** START **
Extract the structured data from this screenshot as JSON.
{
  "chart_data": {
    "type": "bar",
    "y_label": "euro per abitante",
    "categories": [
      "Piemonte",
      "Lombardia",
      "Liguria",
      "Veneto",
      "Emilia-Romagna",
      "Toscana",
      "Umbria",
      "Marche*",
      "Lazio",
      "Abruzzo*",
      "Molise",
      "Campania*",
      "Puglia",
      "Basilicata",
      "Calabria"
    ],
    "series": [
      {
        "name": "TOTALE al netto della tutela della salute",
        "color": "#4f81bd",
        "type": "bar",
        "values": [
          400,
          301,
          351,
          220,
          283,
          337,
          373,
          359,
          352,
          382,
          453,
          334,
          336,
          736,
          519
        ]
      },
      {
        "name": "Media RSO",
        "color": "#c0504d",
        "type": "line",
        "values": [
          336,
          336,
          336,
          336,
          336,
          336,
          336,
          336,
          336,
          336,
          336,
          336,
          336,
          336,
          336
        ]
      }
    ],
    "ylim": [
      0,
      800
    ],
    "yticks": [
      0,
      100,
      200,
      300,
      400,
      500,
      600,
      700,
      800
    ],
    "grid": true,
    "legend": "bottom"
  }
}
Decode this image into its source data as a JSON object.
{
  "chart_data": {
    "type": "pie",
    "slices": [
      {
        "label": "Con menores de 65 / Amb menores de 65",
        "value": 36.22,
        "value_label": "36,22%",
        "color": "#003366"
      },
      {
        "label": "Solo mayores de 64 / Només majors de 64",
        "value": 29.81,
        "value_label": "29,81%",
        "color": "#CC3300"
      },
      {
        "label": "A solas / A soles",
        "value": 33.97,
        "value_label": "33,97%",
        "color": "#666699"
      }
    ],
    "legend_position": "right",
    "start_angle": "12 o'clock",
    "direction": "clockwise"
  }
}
** END **
Write the material out exactly, with nothing left out.

Extract the structured data from this screenshot as JSON.
{
  "chart_data": {
    "type": "bar",
    "y_label": "euro per abitante",
    "categories": [
      "Piemonte",
      "Lombardia",
      "Liguria",
      "Veneto",
      "Emilia-Romagna",
      "Toscana",
      "Umbria",
      "Marche*",
      "Lazio",
      "Abruzzo*",
      "Molise",
      "Campania*",
      "Puglia",
      "Basilicata",
      "Calabria"
    ],
    "series": [
      {
        "name": "TOTALE al netto della tutela della salute",
        "color": "#4f81bd",
        "type": "bar",
        "values": [
          400,
          301,
          351,
          220,
          283,
          337,
          373,
          359,
          352,
          382,
          453,
          334,
          336,
          736,
          519
        ]
      },
      {
        "name": "Media RSO",
        "color": "#c0504d",
        "type": "line",
        "values": [
          336,
          336,
          336,
          336,
          336,
          336,
          336,
          336,
          336,
          336,
          336,
          336,
          336,
          336,
          336
        ]
      }
    ],
    "ylim": [
      0,
      800
    ],
    "yticks": [
      0,
      100,
      200,
      300,
      400,
      500,
      600,
      700,
      800
    ],
    "grid": true,
    "legend": "bottom"
  }
}
Decode this image into its source data as a JSON object.
{
  "chart_data": {
    "type": "pie",
    "slices": [
      {
        "label": "Con menores de 65 / Amb menores de 65",
        "value": 36.22,
        "value_label": "36,22%",
        "color": "#003366"
      },
      {
        "label": "Solo mayores de 64 / Només majors de 64",
        "value": 29.81,
        "value_label": "29,81%",
        "color": "#CC3300"
      },
      {
        "label": "A solas / A soles",
        "value": 33.97,
        "value_label": "33,97%",
        "color": "#666699"
      }
    ],
    "legend_position": "right",
    "start_angle": "12 o'clock",
    "direction": "clockwise"
  }
}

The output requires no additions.